→ EXERCISE TASK
Below is a listing; write it out exactly and drop any images from it.

* * * * *

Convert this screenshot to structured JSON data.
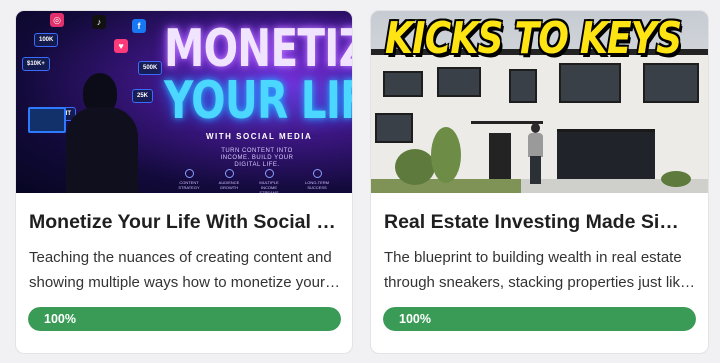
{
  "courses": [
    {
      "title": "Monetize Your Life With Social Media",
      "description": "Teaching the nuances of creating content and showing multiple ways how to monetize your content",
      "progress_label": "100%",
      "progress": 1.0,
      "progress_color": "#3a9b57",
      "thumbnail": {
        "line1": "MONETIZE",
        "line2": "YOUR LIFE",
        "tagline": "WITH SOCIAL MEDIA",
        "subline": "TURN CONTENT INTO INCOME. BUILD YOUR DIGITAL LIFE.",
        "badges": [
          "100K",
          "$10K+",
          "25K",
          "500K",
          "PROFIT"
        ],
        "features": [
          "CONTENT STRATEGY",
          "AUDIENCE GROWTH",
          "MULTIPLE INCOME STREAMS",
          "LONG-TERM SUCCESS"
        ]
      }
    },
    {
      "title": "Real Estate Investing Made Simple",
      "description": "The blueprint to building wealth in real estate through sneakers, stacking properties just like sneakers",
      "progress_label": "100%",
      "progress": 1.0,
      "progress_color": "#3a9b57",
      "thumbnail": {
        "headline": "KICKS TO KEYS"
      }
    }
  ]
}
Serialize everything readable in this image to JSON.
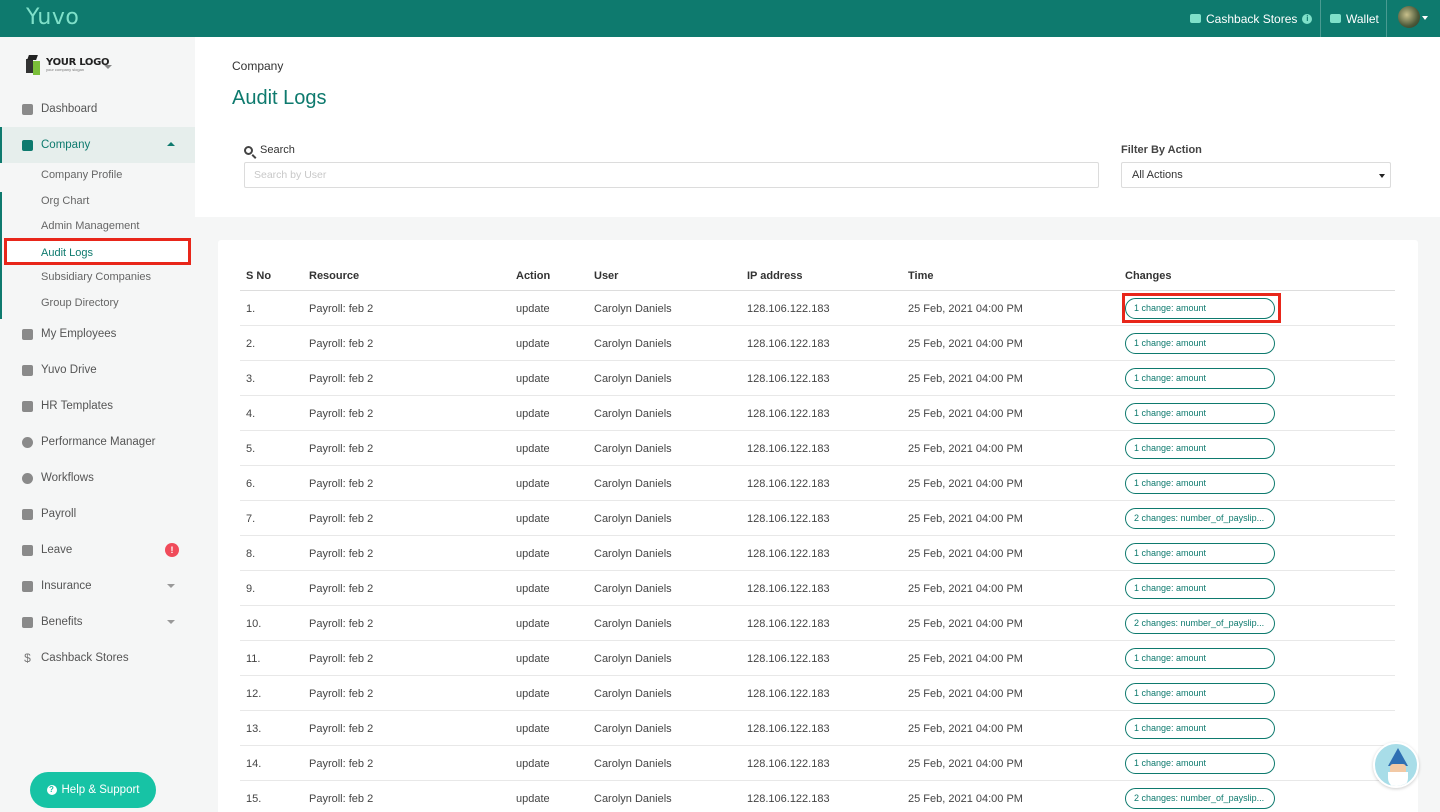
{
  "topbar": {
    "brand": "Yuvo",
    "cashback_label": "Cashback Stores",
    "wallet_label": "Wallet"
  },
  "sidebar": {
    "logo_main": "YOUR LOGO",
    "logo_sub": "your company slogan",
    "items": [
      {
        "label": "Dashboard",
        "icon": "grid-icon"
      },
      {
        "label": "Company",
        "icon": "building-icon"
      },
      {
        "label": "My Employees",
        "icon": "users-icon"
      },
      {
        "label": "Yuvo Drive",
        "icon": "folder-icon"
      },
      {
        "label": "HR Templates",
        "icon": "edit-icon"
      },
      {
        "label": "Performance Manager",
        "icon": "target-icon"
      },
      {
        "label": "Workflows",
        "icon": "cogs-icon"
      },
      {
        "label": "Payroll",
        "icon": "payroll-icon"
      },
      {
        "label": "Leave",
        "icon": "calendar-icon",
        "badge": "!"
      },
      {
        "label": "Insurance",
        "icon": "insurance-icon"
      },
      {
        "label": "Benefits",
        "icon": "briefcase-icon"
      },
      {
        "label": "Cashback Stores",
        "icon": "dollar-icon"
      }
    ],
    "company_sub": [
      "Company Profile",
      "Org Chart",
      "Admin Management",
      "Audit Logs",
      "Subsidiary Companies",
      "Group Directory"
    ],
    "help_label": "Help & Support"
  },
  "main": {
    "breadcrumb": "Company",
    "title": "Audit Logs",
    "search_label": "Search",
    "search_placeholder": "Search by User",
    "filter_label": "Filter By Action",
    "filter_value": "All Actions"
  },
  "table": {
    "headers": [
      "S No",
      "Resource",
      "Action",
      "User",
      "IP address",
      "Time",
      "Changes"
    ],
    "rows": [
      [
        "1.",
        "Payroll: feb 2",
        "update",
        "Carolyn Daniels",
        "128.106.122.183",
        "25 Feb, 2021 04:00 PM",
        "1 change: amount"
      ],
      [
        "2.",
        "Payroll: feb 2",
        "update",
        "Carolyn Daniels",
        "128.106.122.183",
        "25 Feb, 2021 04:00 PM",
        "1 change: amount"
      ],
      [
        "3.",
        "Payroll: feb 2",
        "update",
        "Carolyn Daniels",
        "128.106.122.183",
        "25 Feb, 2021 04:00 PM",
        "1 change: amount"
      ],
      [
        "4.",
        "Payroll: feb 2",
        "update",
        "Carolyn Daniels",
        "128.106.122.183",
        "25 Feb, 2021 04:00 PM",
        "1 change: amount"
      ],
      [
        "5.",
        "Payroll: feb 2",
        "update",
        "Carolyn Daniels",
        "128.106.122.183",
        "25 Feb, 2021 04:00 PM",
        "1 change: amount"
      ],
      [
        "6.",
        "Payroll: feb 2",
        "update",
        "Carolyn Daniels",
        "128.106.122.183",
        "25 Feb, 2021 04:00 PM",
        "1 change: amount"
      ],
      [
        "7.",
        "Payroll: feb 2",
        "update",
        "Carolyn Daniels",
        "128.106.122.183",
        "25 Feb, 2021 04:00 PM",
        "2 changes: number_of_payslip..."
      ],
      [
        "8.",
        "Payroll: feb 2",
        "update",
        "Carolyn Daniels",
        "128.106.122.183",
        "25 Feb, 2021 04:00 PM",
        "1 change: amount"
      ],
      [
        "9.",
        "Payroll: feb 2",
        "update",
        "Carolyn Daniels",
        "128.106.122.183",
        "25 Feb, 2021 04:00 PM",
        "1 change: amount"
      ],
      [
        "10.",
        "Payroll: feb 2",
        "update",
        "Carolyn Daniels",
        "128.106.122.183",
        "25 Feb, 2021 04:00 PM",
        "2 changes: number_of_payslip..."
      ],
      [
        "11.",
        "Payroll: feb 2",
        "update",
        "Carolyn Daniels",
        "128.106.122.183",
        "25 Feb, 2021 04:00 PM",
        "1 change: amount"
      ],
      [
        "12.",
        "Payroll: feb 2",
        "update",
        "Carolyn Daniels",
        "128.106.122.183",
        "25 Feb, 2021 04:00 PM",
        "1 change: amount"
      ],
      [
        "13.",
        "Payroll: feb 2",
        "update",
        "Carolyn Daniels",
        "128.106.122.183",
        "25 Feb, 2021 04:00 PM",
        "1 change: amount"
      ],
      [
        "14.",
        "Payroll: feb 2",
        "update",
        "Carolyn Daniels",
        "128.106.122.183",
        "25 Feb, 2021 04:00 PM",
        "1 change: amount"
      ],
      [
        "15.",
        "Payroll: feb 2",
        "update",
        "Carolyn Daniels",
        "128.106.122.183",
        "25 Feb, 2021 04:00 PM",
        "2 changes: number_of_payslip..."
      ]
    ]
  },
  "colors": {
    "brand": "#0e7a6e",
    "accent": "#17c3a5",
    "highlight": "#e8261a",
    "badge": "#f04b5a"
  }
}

* * * * *

→ ANSWER TO THE PROBLEM
Convert this screenshot to structured JSON data.
{
  "courses": [
    {
      "title": "Monetize Your Life With Social Media",
      "description": "Teaching the nuances of creating content and showing multiple ways how to monetize your content",
      "progress_label": "100%",
      "progress": 1.0,
      "progress_color": "#3a9b57",
      "thumbnail": {
        "line1": "MONETIZE",
        "line2": "YOUR LIFE",
        "tagline": "WITH SOCIAL MEDIA",
        "subline": "TURN CONTENT INTO INCOME. BUILD YOUR DIGITAL LIFE.",
        "badges": [
          "100K",
          "$10K+",
          "25K",
          "500K",
          "PROFIT"
        ],
        "features": [
          "CONTENT STRATEGY",
          "AUDIENCE GROWTH",
          "MULTIPLE INCOME STREAMS",
          "LONG-TERM SUCCESS"
        ]
      }
    },
    {
      "title": "Real Estate Investing Made Simple",
      "description": "The blueprint to building wealth in real estate through sneakers, stacking properties just like sneakers",
      "progress_label": "100%",
      "progress": 1.0,
      "progress_color": "#3a9b57",
      "thumbnail": {
        "headline": "KICKS TO KEYS"
      }
    }
  ]
}
Serialize everything readable in this image to JSON.
{
  "topbar": {
    "brand": "Yuvo",
    "cashback_label": "Cashback Stores",
    "wallet_label": "Wallet"
  },
  "sidebar": {
    "logo_main": "YOUR LOGO",
    "logo_sub": "your company slogan",
    "items": [
      {
        "label": "Dashboard",
        "icon": "grid-icon"
      },
      {
        "label": "Company",
        "icon": "building-icon"
      },
      {
        "label": "My Employees",
        "icon": "users-icon"
      },
      {
        "label": "Yuvo Drive",
        "icon": "folder-icon"
      },
      {
        "label": "HR Templates",
        "icon": "edit-icon"
      },
      {
        "label": "Performance Manager",
        "icon": "target-icon"
      },
      {
        "label": "Workflows",
        "icon": "cogs-icon"
      },
      {
        "label": "Payroll",
        "icon": "payroll-icon"
      },
      {
        "label": "Leave",
        "icon": "calendar-icon",
        "badge": "!"
      },
      {
        "label": "Insurance",
        "icon": "insurance-icon"
      },
      {
        "label": "Benefits",
        "icon": "briefcase-icon"
      },
      {
        "label": "Cashback Stores",
        "icon": "dollar-icon"
      }
    ],
    "company_sub": [
      "Company Profile",
      "Org Chart",
      "Admin Management",
      "Audit Logs",
      "Subsidiary Companies",
      "Group Directory"
    ],
    "help_label": "Help & Support"
  },
  "main": {
    "breadcrumb": "Company",
    "title": "Audit Logs",
    "search_label": "Search",
    "search_placeholder": "Search by User",
    "filter_label": "Filter By Action",
    "filter_value": "All Actions"
  },
  "table": {
    "headers": [
      "S No",
      "Resource",
      "Action",
      "User",
      "IP address",
      "Time",
      "Changes"
    ],
    "rows": [
      [
        "1.",
        "Payroll: feb 2",
        "update",
        "Carolyn Daniels",
        "128.106.122.183",
        "25 Feb, 2021 04:00 PM",
        "1 change: amount"
      ],
      [
        "2.",
        "Payroll: feb 2",
        "update",
        "Carolyn Daniels",
        "128.106.122.183",
        "25 Feb, 2021 04:00 PM",
        "1 change: amount"
      ],
      [
        "3.",
        "Payroll: feb 2",
        "update",
        "Carolyn Daniels",
        "128.106.122.183",
        "25 Feb, 2021 04:00 PM",
        "1 change: amount"
      ],
      [
        "4.",
        "Payroll: feb 2",
        "update",
        "Carolyn Daniels",
        "128.106.122.183",
        "25 Feb, 2021 04:00 PM",
        "1 change: amount"
      ],
      [
        "5.",
        "Payroll: feb 2",
        "update",
        "Carolyn Daniels",
        "128.106.122.183",
        "25 Feb, 2021 04:00 PM",
        "1 change: amount"
      ],
      [
        "6.",
        "Payroll: feb 2",
        "update",
        "Carolyn Daniels",
        "128.106.122.183",
        "25 Feb, 2021 04:00 PM",
        "1 change: amount"
      ],
      [
        "7.",
        "Payroll: feb 2",
        "update",
        "Carolyn Daniels",
        "128.106.122.183",
        "25 Feb, 2021 04:00 PM",
        "2 changes: number_of_payslip..."
      ],
      [
        "8.",
        "Payroll: feb 2",
        "update",
        "Carolyn Daniels",
        "128.106.122.183",
        "25 Feb, 2021 04:00 PM",
        "1 change: amount"
      ],
      [
        "9.",
        "Payroll: feb 2",
        "update",
        "Carolyn Daniels",
        "128.106.122.183",
        "25 Feb, 2021 04:00 PM",
        "1 change: amount"
      ],
      [
        "10.",
        "Payroll: feb 2",
        "update",
        "Carolyn Daniels",
        "128.106.122.183",
        "25 Feb, 2021 04:00 PM",
        "2 changes: number_of_payslip..."
      ],
      [
        "11.",
        "Payroll: feb 2",
        "update",
        "Carolyn Daniels",
        "128.106.122.183",
        "25 Feb, 2021 04:00 PM",
        "1 change: amount"
      ],
      [
        "12.",
        "Payroll: feb 2",
        "update",
        "Carolyn Daniels",
        "128.106.122.183",
        "25 Feb, 2021 04:00 PM",
        "1 change: amount"
      ],
      [
        "13.",
        "Payroll: feb 2",
        "update",
        "Carolyn Daniels",
        "128.106.122.183",
        "25 Feb, 2021 04:00 PM",
        "1 change: amount"
      ],
      [
        "14.",
        "Payroll: feb 2",
        "update",
        "Carolyn Daniels",
        "128.106.122.183",
        "25 Feb, 2021 04:00 PM",
        "1 change: amount"
      ],
      [
        "15.",
        "Payroll: feb 2",
        "update",
        "Carolyn Daniels",
        "128.106.122.183",
        "25 Feb, 2021 04:00 PM",
        "2 changes: number_of_payslip..."
      ]
    ]
  },
  "colors": {
    "brand": "#0e7a6e",
    "accent": "#17c3a5",
    "highlight": "#e8261a",
    "badge": "#f04b5a"
  }
}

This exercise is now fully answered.